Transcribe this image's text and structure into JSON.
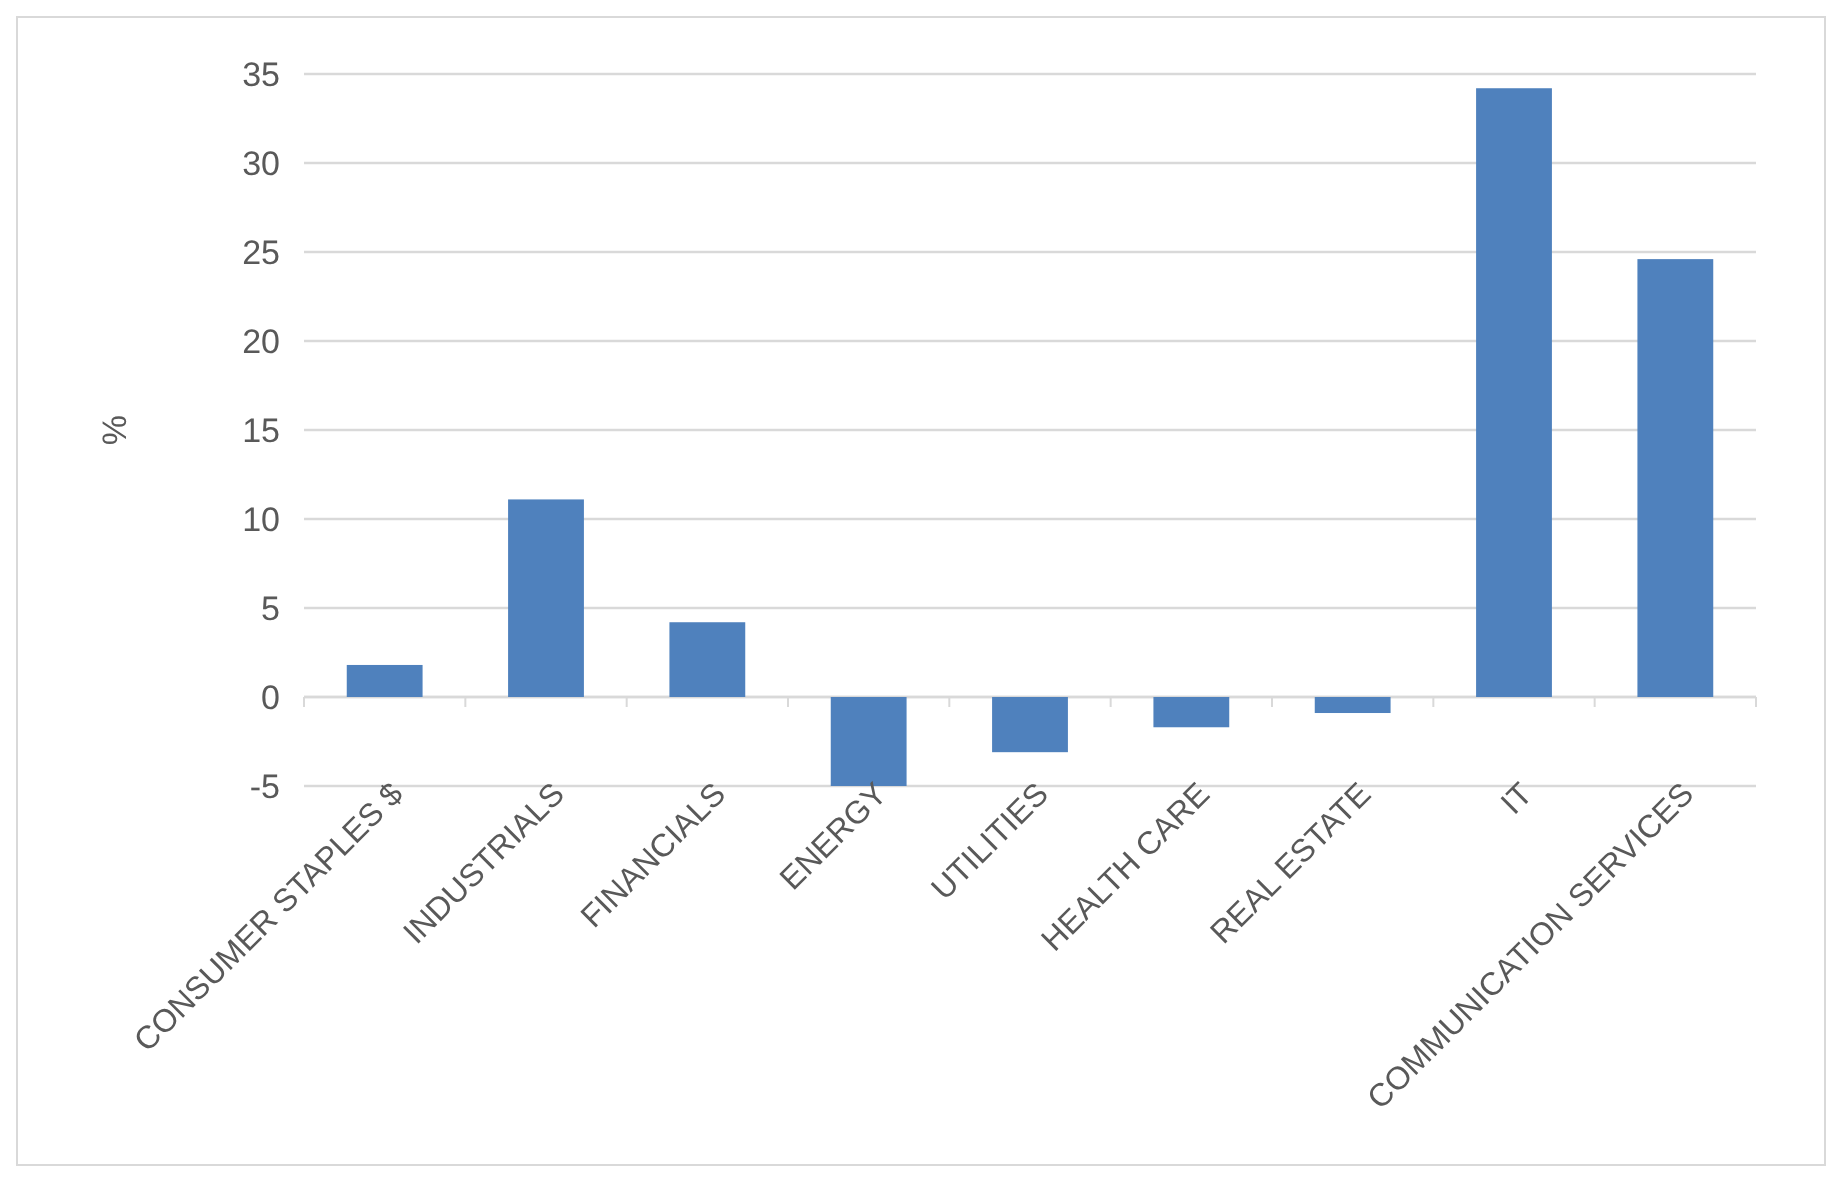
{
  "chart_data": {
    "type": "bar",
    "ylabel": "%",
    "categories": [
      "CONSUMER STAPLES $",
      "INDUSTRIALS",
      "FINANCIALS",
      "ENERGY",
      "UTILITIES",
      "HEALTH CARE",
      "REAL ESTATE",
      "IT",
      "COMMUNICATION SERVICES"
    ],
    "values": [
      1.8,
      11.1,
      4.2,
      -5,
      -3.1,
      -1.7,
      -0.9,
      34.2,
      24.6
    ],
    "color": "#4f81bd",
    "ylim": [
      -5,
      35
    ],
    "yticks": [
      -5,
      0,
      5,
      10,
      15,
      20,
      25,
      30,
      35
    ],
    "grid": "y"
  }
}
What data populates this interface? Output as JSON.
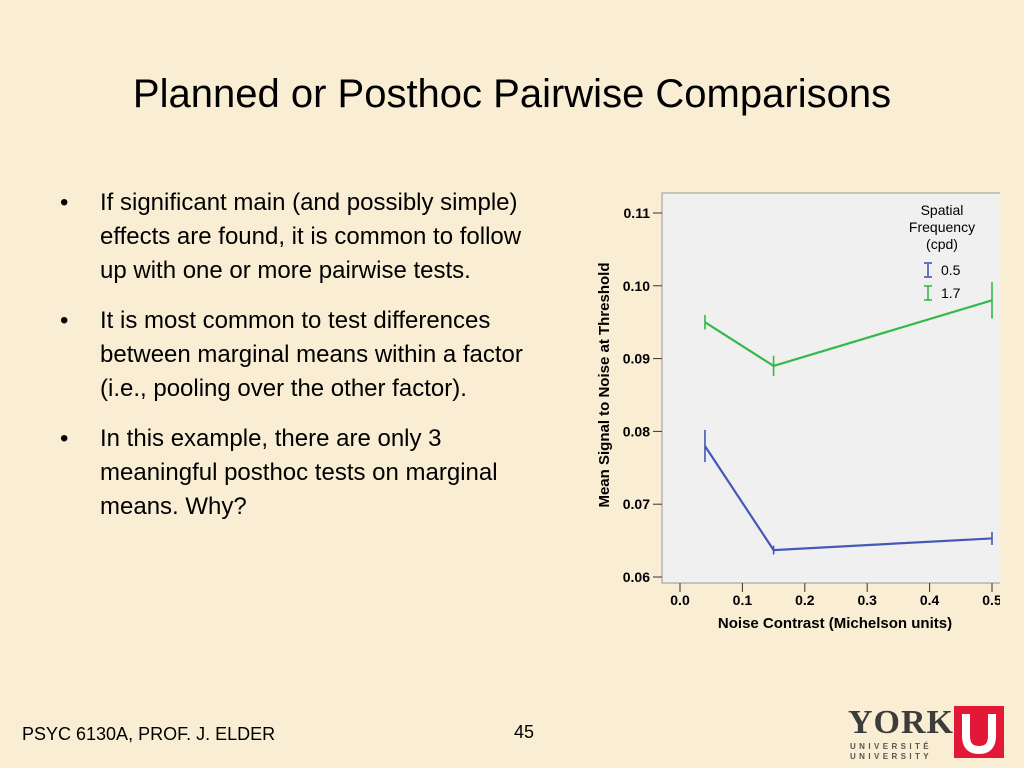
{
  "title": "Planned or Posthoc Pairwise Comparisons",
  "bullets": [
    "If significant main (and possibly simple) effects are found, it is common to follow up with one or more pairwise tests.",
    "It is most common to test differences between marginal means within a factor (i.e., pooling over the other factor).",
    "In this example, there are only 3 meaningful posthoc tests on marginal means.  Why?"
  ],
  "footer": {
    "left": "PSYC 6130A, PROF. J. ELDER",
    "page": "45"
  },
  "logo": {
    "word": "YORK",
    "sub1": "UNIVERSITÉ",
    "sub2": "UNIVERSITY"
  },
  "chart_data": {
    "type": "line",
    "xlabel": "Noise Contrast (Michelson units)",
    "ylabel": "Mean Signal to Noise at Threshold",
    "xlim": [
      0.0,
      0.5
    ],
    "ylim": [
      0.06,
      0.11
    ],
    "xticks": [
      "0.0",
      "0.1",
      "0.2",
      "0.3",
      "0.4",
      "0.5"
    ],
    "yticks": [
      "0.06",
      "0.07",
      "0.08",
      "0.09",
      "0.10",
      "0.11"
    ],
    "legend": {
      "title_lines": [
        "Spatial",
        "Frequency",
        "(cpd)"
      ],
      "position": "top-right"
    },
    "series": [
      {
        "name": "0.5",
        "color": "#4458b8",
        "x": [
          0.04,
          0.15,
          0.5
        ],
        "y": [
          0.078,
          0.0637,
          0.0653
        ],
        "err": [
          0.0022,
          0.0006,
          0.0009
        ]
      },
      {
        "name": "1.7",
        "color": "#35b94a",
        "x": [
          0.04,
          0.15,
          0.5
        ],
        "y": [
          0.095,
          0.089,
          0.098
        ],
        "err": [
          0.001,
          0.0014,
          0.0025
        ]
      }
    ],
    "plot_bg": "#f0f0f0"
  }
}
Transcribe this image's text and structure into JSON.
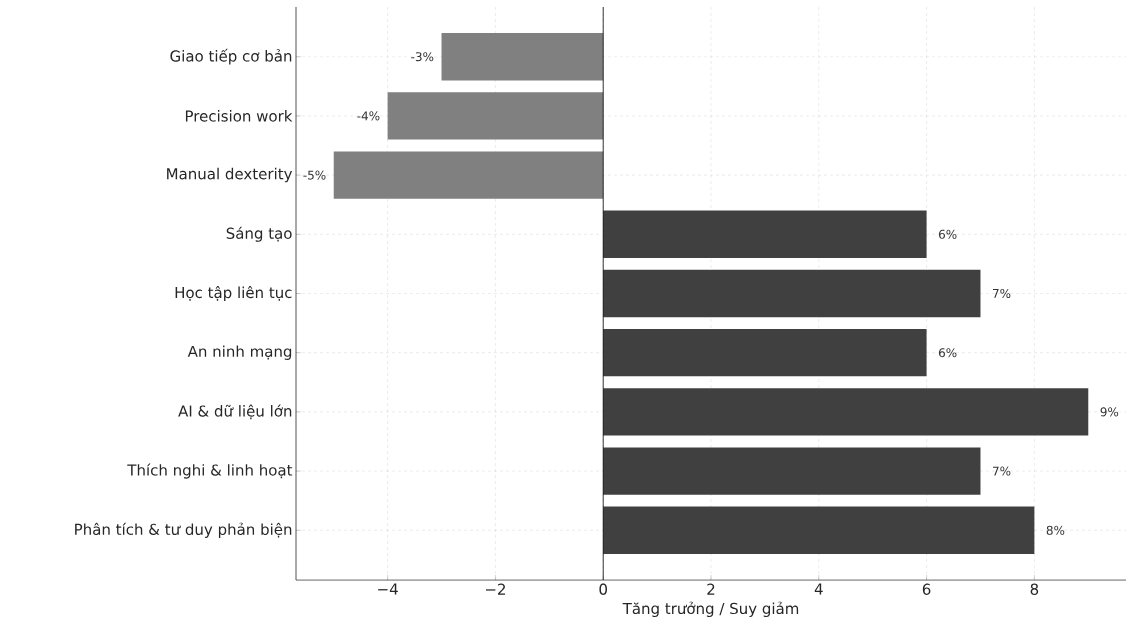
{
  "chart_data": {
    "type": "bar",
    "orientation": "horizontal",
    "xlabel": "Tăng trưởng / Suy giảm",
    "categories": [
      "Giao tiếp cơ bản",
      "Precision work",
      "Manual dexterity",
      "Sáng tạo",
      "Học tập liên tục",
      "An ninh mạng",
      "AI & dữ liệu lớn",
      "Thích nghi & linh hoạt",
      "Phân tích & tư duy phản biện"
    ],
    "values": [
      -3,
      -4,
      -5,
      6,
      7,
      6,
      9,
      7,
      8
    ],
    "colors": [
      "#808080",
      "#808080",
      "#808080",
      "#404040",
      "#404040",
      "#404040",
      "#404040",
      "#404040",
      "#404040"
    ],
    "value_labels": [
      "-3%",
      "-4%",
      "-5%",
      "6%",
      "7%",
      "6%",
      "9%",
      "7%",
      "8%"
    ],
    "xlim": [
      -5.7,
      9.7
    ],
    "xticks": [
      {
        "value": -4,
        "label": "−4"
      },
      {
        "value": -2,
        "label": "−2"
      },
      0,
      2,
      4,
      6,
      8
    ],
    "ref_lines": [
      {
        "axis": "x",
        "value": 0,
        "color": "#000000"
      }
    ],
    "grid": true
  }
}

--------

**What the task asks**
Copy out each line that contains the word "means".

**Result**
    "It is most common to test differences between marginal means within a factor (i.e., pooling over the other factor).",
    "In this example, there are only 3 meaningful posthoc tests on marginal means.  Why?"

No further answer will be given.